▶ _Dataset entries_
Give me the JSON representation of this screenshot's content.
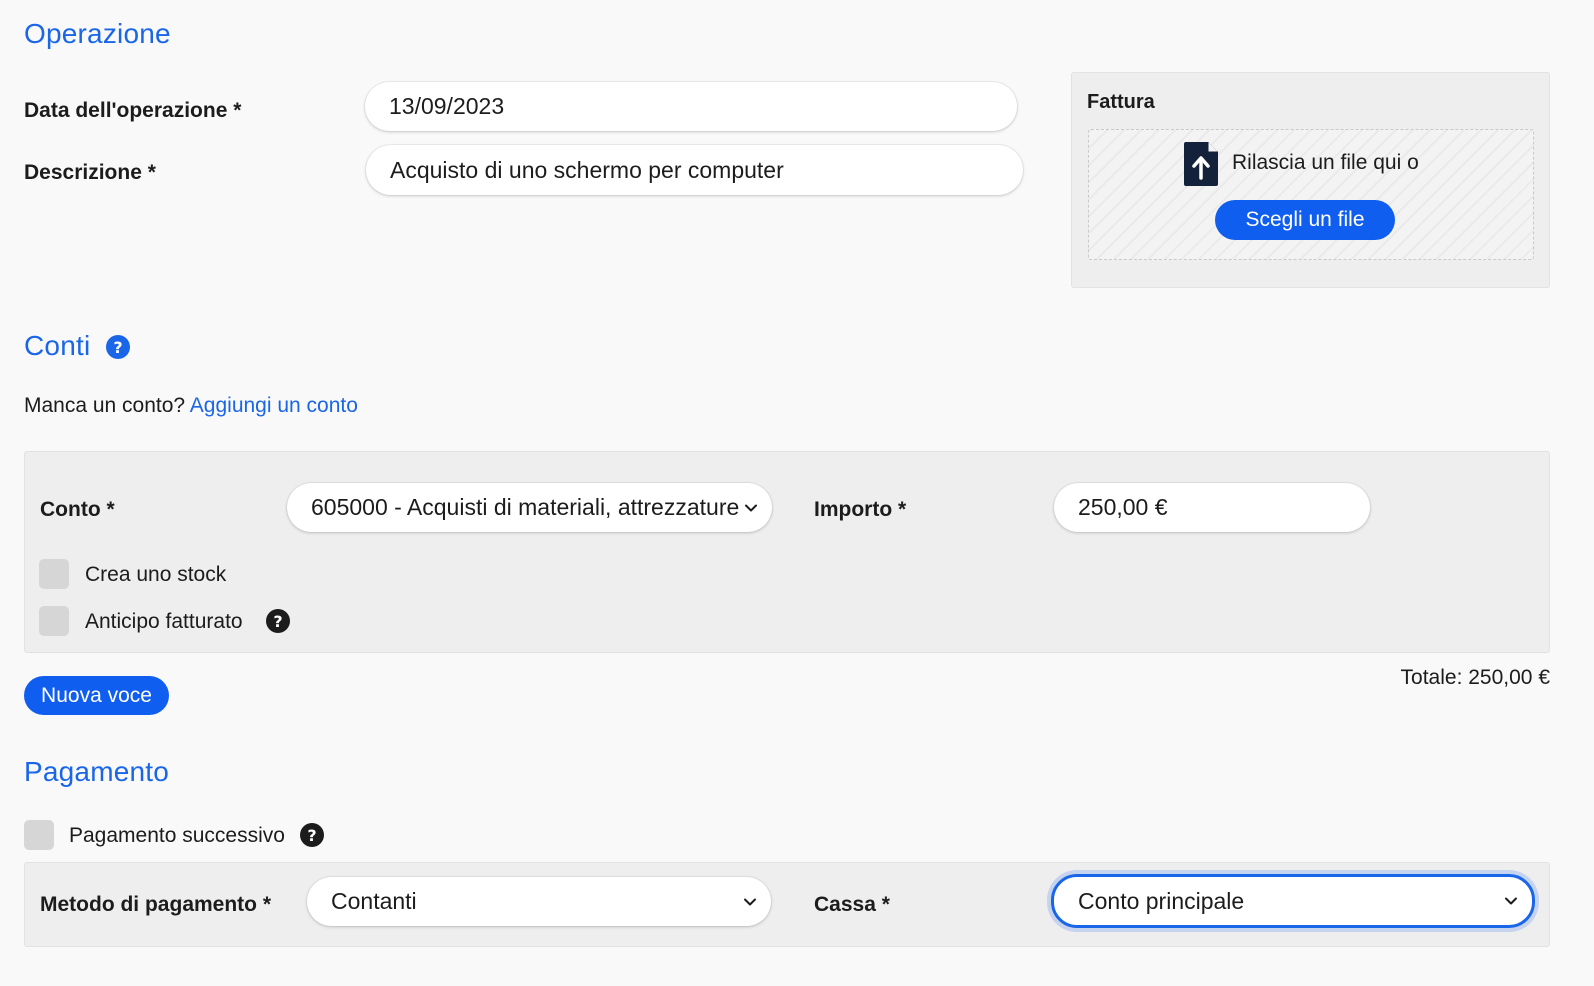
{
  "sections": {
    "operation_title": "Operazione",
    "accounts_title": "Conti",
    "payment_title": "Pagamento"
  },
  "operation": {
    "date_label": "Data dell'operazione *",
    "date_value": "13/09/2023",
    "description_label": "Descrizione *",
    "description_value": "Acquisto di uno schermo per computer"
  },
  "invoice": {
    "title": "Fattura",
    "drop_text": "Rilascia un file qui o",
    "choose_button": "Scegli un file"
  },
  "accounts": {
    "missing_text": "Manca un conto?",
    "add_link": "Aggiungi un conto",
    "account_label": "Conto *",
    "account_value": "605000 - Acquisti di materiali, attrezzature",
    "amount_label": "Importo *",
    "amount_value": "250,00 €",
    "create_stock_label": "Crea uno stock",
    "advance_label": "Anticipo fatturato",
    "new_entry_button": "Nuova voce",
    "total_text": "Totale: 250,00 €"
  },
  "payment": {
    "later_label": "Pagamento successivo",
    "method_label": "Metodo di pagamento *",
    "method_value": "Contanti",
    "cash_label": "Cassa *",
    "cash_value": "Conto principale"
  },
  "colors": {
    "accent": "#1a66e8",
    "button": "#0f5ef0",
    "panel": "#eeeeee"
  }
}
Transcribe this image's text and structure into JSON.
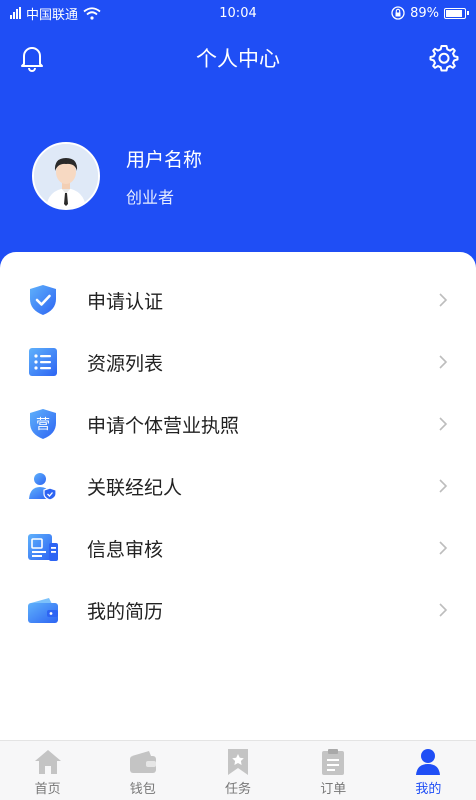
{
  "status_bar": {
    "carrier": "中国联通",
    "time": "10:04",
    "battery": "89%"
  },
  "header": {
    "title": "个人中心"
  },
  "profile": {
    "username": "用户名称",
    "role": "创业者"
  },
  "menu": {
    "items": [
      {
        "label": "申请认证",
        "icon": "shield-check-icon"
      },
      {
        "label": "资源列表",
        "icon": "list-icon"
      },
      {
        "label": "申请个体营业执照",
        "icon": "license-badge-icon",
        "badge": "营"
      },
      {
        "label": "关联经纪人",
        "icon": "user-shield-icon"
      },
      {
        "label": "信息审核",
        "icon": "id-card-icon"
      },
      {
        "label": "我的简历",
        "icon": "wallet-icon"
      }
    ]
  },
  "tabbar": {
    "tabs": [
      {
        "label": "首页",
        "icon": "home-icon"
      },
      {
        "label": "钱包",
        "icon": "wallet-icon"
      },
      {
        "label": "任务",
        "icon": "bookmark-icon"
      },
      {
        "label": "订单",
        "icon": "clipboard-icon"
      },
      {
        "label": "我的",
        "icon": "user-icon",
        "active": true
      }
    ]
  },
  "colors": {
    "primary": "#1f4ef5",
    "icon_light": "#4fa3f7",
    "tab_inactive": "#c4c4c4"
  }
}
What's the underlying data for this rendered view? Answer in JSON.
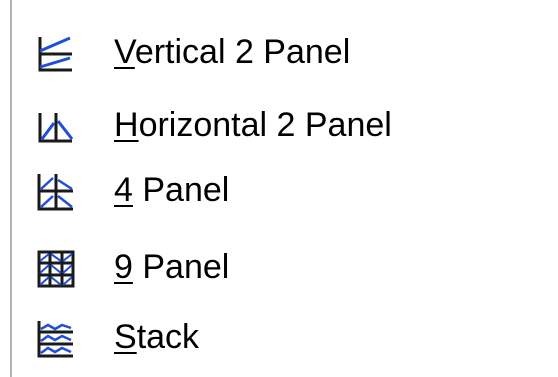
{
  "menu": {
    "items": [
      {
        "icon": "vertical-2-panel-icon",
        "accel": "V",
        "rest": "ertical 2 Panel"
      },
      {
        "icon": "horizontal-2-panel-icon",
        "accel": "H",
        "rest": "orizontal 2 Panel"
      },
      {
        "icon": "4-panel-icon",
        "accel": "4",
        "rest": " Panel"
      },
      {
        "icon": "9-panel-icon",
        "accel": "9",
        "rest": " Panel"
      },
      {
        "icon": "stack-icon",
        "accel": "S",
        "rest": "tack"
      }
    ]
  },
  "colors": {
    "icon_dark": "#1a1a1a",
    "icon_blue": "#1f4fd8",
    "border": "#b4b4b4"
  }
}
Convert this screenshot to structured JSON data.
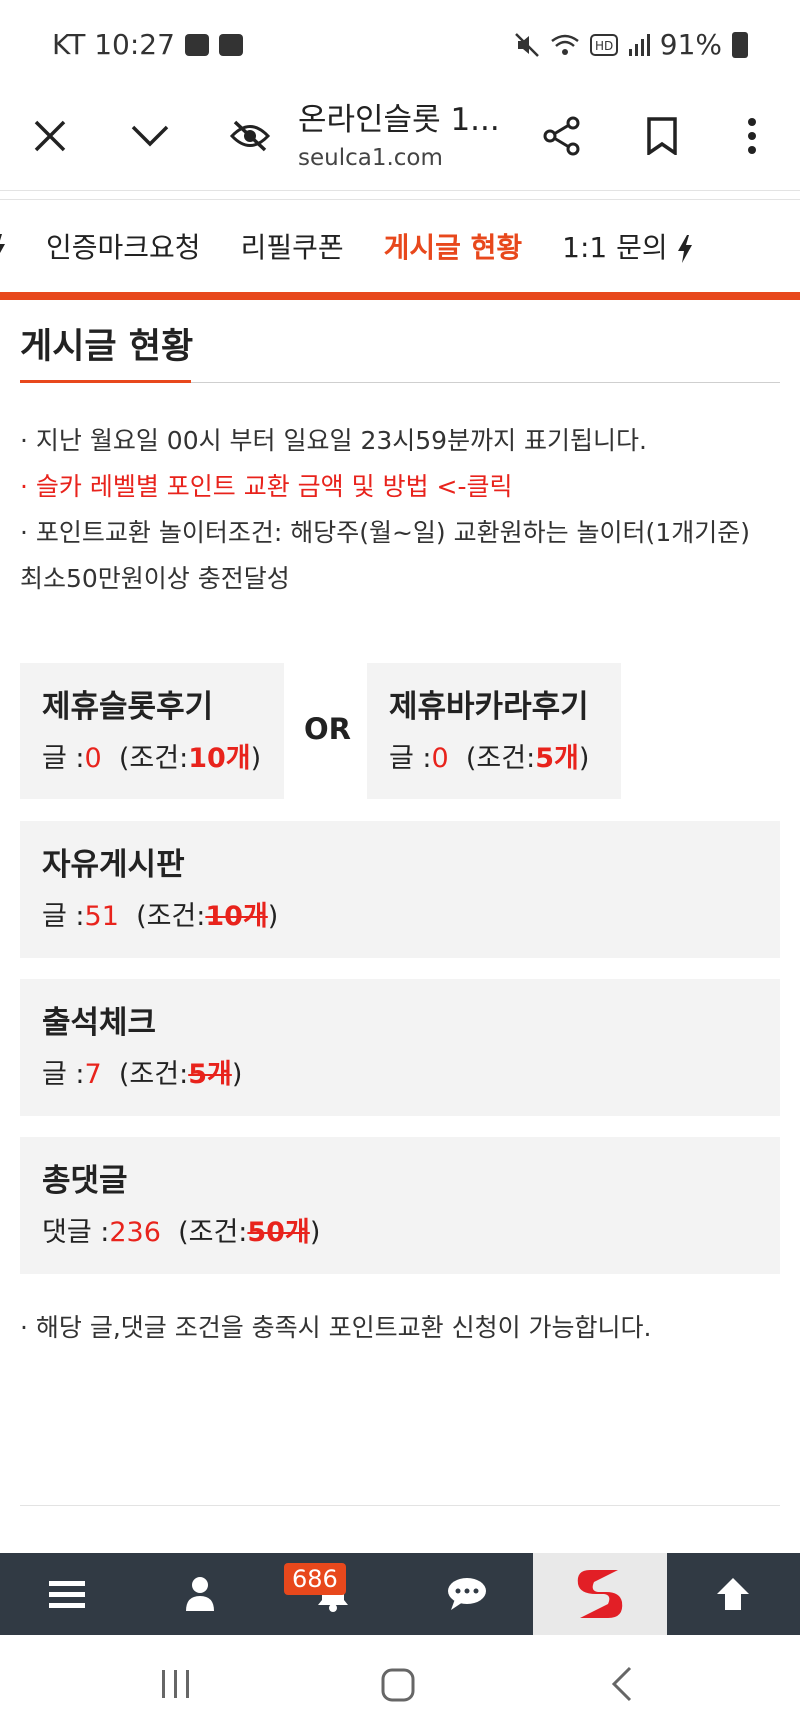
{
  "status_bar": {
    "carrier_time": "KT 10:27",
    "battery": "91%"
  },
  "browser": {
    "title": "온라인슬롯 1...",
    "url": "seulca1.com"
  },
  "tabs": [
    {
      "label": ""
    },
    {
      "label": "인증마크요청"
    },
    {
      "label": "리필쿠폰"
    },
    {
      "label": "게시글 현황"
    },
    {
      "label": "1:1 문의"
    }
  ],
  "section": {
    "title": "게시글 현황"
  },
  "notes": [
    "· 지난 월요일 00시 부터 일요일 23시59분까지 표기됩니다.",
    "· 슬카 레벨별 포인트 교환 금액 및 방법 <-클릭",
    "· 포인트교환 놀이터조건: 해당주(월~일) 교환원하는 놀이터(1개기준) 최소50만원이상 충전달성"
  ],
  "cards": {
    "slot": {
      "title": "제휴슬롯후기",
      "label": "글 :",
      "count": "0",
      "cond_prefix": "(조건:",
      "cond": "10개",
      "cond_suffix": ")"
    },
    "or": "OR",
    "baccarat": {
      "title": "제휴바카라후기",
      "label": "글 :",
      "count": "0",
      "cond_prefix": "(조건:",
      "cond": "5개",
      "cond_suffix": ")"
    },
    "free": {
      "title": "자유게시판",
      "label": "글 :",
      "count": "51",
      "cond_prefix": "(조건:",
      "cond": "10개",
      "cond_suffix": ")"
    },
    "attendance": {
      "title": "출석체크",
      "label": "글 :",
      "count": "7",
      "cond_prefix": "(조건:",
      "cond": "5개",
      "cond_suffix": ")"
    },
    "comments": {
      "title": "총댓글",
      "label": "댓글 :",
      "count": "236",
      "cond_prefix": "(조건:",
      "cond": "50개",
      "cond_suffix": ")"
    }
  },
  "footnote": "· 해당 글,댓글 조건을 충족시 포인트교환 신청이 가능합니다.",
  "appbar": {
    "notification_count": "686"
  },
  "colors": {
    "accent": "#e8481c",
    "red": "#e8231c",
    "appbar": "#313a44"
  }
}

▶ _Given instruction_
Copy every record above exactly, leaving out the pictures.

▶ _Reply to the exercise_
Give me the JSON representation of this screenshot's content.
{
  "sections": {
    "operation_title": "Operazione",
    "accounts_title": "Conti",
    "payment_title": "Pagamento"
  },
  "operation": {
    "date_label": "Data dell'operazione *",
    "date_value": "13/09/2023",
    "description_label": "Descrizione *",
    "description_value": "Acquisto di uno schermo per computer"
  },
  "invoice": {
    "title": "Fattura",
    "drop_text": "Rilascia un file qui o",
    "choose_button": "Scegli un file"
  },
  "accounts": {
    "missing_text": "Manca un conto?",
    "add_link": "Aggiungi un conto",
    "account_label": "Conto *",
    "account_value": "605000 - Acquisti di materiali, attrezzature",
    "amount_label": "Importo *",
    "amount_value": "250,00 €",
    "create_stock_label": "Crea uno stock",
    "advance_label": "Anticipo fatturato",
    "new_entry_button": "Nuova voce",
    "total_text": "Totale: 250,00 €"
  },
  "payment": {
    "later_label": "Pagamento successivo",
    "method_label": "Metodo di pagamento *",
    "method_value": "Contanti",
    "cash_label": "Cassa *",
    "cash_value": "Conto principale"
  },
  "colors": {
    "accent": "#1a66e8",
    "button": "#0f5ef0",
    "panel": "#eeeeee"
  }
}
Transcribe this image's text and structure into JSON.
{
  "status_bar": {
    "carrier": "中国联通",
    "time": "10:04",
    "battery": "89%"
  },
  "header": {
    "title": "个人中心"
  },
  "profile": {
    "username": "用户名称",
    "role": "创业者"
  },
  "menu": {
    "items": [
      {
        "label": "申请认证",
        "icon": "shield-check-icon"
      },
      {
        "label": "资源列表",
        "icon": "list-icon"
      },
      {
        "label": "申请个体营业执照",
        "icon": "license-badge-icon",
        "badge": "营"
      },
      {
        "label": "关联经纪人",
        "icon": "user-shield-icon"
      },
      {
        "label": "信息审核",
        "icon": "id-card-icon"
      },
      {
        "label": "我的简历",
        "icon": "wallet-icon"
      }
    ]
  },
  "tabbar": {
    "tabs": [
      {
        "label": "首页",
        "icon": "home-icon"
      },
      {
        "label": "钱包",
        "icon": "wallet-icon"
      },
      {
        "label": "任务",
        "icon": "bookmark-icon"
      },
      {
        "label": "订单",
        "icon": "clipboard-icon"
      },
      {
        "label": "我的",
        "icon": "user-icon",
        "active": true
      }
    ]
  },
  "colors": {
    "primary": "#1f4ef5",
    "icon_light": "#4fa3f7",
    "tab_inactive": "#c4c4c4"
  }
}
What's the underlying data for this rendered view? Answer in JSON.
{
  "menu": {
    "items": [
      {
        "icon": "vertical-2-panel-icon",
        "accel": "V",
        "rest": "ertical 2 Panel"
      },
      {
        "icon": "horizontal-2-panel-icon",
        "accel": "H",
        "rest": "orizontal 2 Panel"
      },
      {
        "icon": "4-panel-icon",
        "accel": "4",
        "rest": " Panel"
      },
      {
        "icon": "9-panel-icon",
        "accel": "9",
        "rest": " Panel"
      },
      {
        "icon": "stack-icon",
        "accel": "S",
        "rest": "tack"
      }
    ]
  },
  "colors": {
    "icon_dark": "#1a1a1a",
    "icon_blue": "#1f4fd8",
    "border": "#b4b4b4"
  }
}
Convert this screenshot to structured JSON data.
{
  "status_bar": {
    "carrier_time": "KT 10:27",
    "battery": "91%"
  },
  "browser": {
    "title": "온라인슬롯 1...",
    "url": "seulca1.com"
  },
  "tabs": [
    {
      "label": ""
    },
    {
      "label": "인증마크요청"
    },
    {
      "label": "리필쿠폰"
    },
    {
      "label": "게시글 현황"
    },
    {
      "label": "1:1 문의"
    }
  ],
  "section": {
    "title": "게시글 현황"
  },
  "notes": [
    "· 지난 월요일 00시 부터 일요일 23시59분까지 표기됩니다.",
    "· 슬카 레벨별 포인트 교환 금액 및 방법 <-클릭",
    "· 포인트교환 놀이터조건: 해당주(월~일) 교환원하는 놀이터(1개기준) 최소50만원이상 충전달성"
  ],
  "cards": {
    "slot": {
      "title": "제휴슬롯후기",
      "label": "글 :",
      "count": "0",
      "cond_prefix": "(조건:",
      "cond": "10개",
      "cond_suffix": ")"
    },
    "or": "OR",
    "baccarat": {
      "title": "제휴바카라후기",
      "label": "글 :",
      "count": "0",
      "cond_prefix": "(조건:",
      "cond": "5개",
      "cond_suffix": ")"
    },
    "free": {
      "title": "자유게시판",
      "label": "글 :",
      "count": "51",
      "cond_prefix": "(조건:",
      "cond": "10개",
      "cond_suffix": ")"
    },
    "attendance": {
      "title": "출석체크",
      "label": "글 :",
      "count": "7",
      "cond_prefix": "(조건:",
      "cond": "5개",
      "cond_suffix": ")"
    },
    "comments": {
      "title": "총댓글",
      "label": "댓글 :",
      "count": "236",
      "cond_prefix": "(조건:",
      "cond": "50개",
      "cond_suffix": ")"
    }
  },
  "footnote": "· 해당 글,댓글 조건을 충족시 포인트교환 신청이 가능합니다.",
  "appbar": {
    "notification_count": "686"
  },
  "colors": {
    "accent": "#e8481c",
    "red": "#e8231c",
    "appbar": "#313a44"
  }
}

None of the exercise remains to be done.